* _Work instructions_:
Find the lines holding the string "Luftdruck" in the data, then copy all of them.

[Rows from a dataset]
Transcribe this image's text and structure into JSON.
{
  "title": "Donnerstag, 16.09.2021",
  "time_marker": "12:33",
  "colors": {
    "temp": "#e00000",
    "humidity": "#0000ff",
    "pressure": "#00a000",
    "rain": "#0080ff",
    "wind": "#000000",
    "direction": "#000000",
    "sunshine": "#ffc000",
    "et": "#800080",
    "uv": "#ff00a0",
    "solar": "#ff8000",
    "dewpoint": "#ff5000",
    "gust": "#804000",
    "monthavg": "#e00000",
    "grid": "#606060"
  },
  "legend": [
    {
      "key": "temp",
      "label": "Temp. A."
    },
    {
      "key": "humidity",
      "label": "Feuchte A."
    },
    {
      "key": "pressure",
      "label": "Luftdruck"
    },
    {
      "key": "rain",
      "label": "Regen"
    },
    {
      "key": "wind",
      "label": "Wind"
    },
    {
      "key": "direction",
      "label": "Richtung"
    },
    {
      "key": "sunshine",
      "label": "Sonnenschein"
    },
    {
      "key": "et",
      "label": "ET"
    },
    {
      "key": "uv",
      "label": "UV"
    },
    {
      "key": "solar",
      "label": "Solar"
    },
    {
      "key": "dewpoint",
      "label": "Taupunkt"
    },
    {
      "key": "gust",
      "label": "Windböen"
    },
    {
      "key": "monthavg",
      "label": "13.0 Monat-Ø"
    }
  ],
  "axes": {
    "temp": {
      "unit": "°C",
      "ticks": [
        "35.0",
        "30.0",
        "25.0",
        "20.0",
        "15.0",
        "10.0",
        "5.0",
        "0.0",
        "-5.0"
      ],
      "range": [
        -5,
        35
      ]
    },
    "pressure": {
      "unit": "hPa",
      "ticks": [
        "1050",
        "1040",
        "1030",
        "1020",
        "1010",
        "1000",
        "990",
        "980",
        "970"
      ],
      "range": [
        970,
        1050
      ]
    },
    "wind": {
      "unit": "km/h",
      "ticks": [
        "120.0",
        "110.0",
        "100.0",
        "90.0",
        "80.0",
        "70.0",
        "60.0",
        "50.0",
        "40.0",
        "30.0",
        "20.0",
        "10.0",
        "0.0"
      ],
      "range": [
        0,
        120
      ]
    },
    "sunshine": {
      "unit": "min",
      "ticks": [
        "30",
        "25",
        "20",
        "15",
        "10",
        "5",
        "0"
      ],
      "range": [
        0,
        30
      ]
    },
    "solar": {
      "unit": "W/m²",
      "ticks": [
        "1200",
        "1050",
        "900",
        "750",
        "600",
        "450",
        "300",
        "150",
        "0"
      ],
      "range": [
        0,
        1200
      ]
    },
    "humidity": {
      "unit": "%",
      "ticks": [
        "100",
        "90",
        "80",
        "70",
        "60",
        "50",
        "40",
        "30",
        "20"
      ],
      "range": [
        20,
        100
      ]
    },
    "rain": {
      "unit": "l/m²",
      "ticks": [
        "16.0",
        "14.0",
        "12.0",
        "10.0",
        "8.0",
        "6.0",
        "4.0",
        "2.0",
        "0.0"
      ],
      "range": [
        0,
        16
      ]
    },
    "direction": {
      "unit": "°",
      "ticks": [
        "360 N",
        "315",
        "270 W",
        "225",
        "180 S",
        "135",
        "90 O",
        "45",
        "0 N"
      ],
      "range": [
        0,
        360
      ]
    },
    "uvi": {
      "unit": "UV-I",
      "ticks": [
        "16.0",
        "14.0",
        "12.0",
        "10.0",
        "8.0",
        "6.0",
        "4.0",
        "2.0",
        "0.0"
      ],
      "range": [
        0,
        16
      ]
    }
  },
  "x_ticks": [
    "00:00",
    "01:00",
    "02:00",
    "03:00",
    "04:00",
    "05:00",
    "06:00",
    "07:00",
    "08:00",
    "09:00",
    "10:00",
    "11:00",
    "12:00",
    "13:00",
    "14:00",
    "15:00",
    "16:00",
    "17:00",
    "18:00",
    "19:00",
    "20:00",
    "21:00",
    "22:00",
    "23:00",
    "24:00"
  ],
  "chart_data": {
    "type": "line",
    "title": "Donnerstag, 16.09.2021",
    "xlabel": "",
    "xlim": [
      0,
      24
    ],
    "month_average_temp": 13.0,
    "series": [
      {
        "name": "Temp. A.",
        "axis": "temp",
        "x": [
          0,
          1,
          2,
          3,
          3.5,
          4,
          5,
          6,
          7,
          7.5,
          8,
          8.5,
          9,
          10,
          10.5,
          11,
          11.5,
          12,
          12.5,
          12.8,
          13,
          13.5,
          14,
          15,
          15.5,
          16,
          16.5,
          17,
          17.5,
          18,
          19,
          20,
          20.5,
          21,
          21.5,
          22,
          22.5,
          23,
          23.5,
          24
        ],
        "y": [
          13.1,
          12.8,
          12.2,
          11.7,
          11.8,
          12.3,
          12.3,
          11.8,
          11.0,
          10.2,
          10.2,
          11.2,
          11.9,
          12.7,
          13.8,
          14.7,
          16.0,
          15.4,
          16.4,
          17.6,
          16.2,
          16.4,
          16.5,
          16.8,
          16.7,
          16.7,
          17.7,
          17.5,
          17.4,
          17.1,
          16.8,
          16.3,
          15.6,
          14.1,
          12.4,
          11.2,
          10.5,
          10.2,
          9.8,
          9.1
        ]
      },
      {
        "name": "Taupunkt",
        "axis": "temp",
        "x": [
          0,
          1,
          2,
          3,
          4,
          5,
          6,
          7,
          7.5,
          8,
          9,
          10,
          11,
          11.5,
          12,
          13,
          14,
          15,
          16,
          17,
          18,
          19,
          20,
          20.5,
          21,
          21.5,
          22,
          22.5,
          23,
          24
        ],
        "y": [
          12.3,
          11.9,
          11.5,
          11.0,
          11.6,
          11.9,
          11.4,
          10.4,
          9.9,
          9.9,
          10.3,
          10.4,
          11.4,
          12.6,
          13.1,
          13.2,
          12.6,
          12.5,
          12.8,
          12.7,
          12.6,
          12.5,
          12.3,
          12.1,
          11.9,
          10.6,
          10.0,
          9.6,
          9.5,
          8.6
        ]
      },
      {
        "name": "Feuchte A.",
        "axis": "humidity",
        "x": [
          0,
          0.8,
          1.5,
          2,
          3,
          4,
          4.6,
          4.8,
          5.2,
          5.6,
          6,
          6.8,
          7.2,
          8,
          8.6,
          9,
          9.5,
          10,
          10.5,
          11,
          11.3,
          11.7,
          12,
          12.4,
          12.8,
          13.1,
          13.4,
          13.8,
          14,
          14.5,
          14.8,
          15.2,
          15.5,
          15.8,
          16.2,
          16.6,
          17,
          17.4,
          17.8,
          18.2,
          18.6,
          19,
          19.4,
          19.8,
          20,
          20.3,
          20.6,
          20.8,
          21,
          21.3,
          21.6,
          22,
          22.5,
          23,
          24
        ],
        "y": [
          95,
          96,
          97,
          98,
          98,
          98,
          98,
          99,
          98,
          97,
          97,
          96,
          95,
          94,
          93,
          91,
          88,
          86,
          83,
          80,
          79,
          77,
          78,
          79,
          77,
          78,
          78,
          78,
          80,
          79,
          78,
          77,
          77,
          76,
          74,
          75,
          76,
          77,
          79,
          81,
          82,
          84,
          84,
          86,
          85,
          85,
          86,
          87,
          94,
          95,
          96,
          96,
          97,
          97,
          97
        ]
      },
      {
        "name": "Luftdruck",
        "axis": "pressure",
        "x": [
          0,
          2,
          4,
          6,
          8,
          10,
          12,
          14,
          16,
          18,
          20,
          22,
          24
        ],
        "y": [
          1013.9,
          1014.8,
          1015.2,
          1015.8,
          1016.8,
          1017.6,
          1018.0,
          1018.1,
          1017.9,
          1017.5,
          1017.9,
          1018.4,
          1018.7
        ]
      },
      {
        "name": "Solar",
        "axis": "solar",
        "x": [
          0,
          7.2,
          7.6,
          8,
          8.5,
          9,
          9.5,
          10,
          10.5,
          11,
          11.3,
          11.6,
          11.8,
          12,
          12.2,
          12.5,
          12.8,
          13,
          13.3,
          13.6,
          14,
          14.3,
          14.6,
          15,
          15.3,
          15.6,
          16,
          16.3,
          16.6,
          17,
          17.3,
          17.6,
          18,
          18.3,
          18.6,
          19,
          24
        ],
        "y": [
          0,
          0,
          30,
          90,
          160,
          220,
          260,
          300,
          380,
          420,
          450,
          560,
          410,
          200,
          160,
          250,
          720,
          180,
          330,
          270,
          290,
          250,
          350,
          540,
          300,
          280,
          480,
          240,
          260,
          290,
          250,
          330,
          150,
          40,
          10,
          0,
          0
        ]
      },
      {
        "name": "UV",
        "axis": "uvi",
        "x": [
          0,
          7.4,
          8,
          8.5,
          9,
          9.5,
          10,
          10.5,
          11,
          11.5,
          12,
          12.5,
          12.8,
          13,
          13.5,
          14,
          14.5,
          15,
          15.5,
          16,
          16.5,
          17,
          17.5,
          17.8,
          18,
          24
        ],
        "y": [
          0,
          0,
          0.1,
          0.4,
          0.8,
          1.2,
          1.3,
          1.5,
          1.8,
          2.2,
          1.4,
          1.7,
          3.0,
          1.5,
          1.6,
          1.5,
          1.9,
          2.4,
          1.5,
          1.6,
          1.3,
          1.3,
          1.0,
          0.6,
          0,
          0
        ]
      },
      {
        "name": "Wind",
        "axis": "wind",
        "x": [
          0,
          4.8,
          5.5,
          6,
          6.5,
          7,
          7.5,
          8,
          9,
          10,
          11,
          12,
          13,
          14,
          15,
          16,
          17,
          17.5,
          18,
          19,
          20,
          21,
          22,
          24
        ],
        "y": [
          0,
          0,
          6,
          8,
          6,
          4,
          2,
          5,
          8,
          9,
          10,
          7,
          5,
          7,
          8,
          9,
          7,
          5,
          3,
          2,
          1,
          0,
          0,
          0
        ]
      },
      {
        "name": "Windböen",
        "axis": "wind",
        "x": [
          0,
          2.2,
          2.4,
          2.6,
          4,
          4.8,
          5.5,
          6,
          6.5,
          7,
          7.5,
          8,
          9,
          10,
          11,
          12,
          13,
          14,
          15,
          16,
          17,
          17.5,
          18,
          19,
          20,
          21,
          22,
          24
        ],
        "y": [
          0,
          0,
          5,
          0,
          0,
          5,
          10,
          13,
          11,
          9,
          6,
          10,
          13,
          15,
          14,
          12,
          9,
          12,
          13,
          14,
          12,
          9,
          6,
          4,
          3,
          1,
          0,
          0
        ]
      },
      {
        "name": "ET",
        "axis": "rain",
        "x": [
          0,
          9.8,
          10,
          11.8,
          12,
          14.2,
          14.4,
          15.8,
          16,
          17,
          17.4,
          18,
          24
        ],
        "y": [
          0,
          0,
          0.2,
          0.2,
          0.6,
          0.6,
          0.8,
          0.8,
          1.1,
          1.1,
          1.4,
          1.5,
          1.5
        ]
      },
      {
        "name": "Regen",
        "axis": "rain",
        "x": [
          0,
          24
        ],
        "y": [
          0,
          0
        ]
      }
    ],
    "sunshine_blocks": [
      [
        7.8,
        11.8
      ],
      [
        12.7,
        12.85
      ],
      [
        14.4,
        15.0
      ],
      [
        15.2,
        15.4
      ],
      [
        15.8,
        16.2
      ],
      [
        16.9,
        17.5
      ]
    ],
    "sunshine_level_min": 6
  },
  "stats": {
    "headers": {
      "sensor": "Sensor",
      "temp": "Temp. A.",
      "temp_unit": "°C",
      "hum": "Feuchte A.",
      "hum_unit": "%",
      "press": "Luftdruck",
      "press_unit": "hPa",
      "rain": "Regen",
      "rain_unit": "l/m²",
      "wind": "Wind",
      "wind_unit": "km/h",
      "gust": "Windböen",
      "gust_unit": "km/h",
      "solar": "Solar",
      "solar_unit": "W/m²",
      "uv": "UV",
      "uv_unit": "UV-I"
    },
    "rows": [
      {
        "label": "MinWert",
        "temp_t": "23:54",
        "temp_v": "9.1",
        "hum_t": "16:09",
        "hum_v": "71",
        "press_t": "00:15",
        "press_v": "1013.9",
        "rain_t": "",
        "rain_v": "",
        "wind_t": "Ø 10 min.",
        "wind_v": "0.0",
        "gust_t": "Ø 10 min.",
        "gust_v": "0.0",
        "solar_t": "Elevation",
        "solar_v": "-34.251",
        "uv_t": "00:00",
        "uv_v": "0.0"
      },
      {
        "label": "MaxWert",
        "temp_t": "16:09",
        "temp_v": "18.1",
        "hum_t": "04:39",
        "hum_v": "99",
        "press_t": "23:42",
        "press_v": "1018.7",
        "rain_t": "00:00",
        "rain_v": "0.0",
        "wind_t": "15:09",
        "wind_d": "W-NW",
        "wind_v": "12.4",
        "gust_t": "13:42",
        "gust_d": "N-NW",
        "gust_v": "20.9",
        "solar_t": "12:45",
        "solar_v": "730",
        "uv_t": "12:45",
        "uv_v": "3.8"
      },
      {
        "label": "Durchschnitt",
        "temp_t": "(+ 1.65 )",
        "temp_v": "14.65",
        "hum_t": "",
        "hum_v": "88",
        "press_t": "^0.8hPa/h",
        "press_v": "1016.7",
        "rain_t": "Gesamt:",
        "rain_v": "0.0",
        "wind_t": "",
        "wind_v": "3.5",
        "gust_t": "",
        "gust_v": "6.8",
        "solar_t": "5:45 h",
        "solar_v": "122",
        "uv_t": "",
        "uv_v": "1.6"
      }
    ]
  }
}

* _Output_:
      "label": "Luftdruck"
        "name": "Luftdruck",
      "press": "Luftdruck",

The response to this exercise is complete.